╔══

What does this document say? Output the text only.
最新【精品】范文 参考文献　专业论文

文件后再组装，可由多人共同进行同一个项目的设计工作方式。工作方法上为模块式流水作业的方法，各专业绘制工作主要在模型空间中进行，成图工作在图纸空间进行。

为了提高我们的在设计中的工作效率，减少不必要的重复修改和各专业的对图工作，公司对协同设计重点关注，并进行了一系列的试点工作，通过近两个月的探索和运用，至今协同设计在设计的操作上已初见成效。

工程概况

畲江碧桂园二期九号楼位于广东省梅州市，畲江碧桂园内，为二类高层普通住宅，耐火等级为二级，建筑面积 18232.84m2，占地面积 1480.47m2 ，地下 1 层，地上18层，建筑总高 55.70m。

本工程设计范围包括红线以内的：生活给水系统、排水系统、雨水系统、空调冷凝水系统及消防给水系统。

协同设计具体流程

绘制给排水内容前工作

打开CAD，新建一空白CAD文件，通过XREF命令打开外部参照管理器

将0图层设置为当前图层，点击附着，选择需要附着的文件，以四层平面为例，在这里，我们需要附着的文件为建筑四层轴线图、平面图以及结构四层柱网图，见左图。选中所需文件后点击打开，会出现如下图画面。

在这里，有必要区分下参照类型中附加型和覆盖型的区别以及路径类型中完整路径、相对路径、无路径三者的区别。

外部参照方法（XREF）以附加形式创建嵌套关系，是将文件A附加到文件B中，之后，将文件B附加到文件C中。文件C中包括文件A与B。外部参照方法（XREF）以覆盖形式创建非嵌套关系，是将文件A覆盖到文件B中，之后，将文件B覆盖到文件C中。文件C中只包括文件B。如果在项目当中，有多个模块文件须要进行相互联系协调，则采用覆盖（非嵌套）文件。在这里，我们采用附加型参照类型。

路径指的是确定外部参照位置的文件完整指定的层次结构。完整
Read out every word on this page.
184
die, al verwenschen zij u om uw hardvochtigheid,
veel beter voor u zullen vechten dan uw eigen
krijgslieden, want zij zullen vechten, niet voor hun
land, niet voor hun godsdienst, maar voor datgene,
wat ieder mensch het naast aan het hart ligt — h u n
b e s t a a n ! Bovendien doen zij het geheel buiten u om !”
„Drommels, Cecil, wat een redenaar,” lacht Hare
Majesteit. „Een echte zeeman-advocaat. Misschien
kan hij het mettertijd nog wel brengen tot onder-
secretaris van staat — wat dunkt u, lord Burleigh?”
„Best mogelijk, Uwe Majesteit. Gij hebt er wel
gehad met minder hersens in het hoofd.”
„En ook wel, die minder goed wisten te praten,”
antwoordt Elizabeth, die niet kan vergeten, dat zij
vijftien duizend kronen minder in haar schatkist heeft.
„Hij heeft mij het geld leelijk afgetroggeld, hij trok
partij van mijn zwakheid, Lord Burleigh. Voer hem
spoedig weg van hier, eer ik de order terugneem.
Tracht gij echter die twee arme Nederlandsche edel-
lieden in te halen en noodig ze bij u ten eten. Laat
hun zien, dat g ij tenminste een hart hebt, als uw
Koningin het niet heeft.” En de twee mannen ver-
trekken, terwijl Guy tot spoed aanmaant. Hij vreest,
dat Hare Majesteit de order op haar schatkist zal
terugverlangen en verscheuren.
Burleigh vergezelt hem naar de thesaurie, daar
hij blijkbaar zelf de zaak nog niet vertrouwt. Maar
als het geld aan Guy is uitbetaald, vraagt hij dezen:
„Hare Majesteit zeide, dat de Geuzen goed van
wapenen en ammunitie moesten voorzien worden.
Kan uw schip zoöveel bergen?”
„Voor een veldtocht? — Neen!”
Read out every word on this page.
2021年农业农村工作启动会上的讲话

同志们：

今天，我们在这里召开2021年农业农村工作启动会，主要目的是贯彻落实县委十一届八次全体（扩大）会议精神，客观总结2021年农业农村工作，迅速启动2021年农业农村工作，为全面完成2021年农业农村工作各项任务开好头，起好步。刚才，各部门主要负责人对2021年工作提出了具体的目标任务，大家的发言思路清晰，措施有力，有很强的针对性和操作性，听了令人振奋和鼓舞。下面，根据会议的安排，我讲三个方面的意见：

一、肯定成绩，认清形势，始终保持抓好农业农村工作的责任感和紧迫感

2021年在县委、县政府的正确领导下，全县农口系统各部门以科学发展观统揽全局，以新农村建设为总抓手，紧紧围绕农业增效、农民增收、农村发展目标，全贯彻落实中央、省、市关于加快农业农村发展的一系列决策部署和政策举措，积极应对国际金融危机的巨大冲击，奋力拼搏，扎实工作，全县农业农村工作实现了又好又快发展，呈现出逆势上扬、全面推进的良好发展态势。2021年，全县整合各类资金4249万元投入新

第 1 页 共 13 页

╚══

Report back each line of the entries that holds the string "schatkist".

vijftien duizend kronen minder in haar schatkist heeft.
dat Hare Majesteit de order op haar schatkist zal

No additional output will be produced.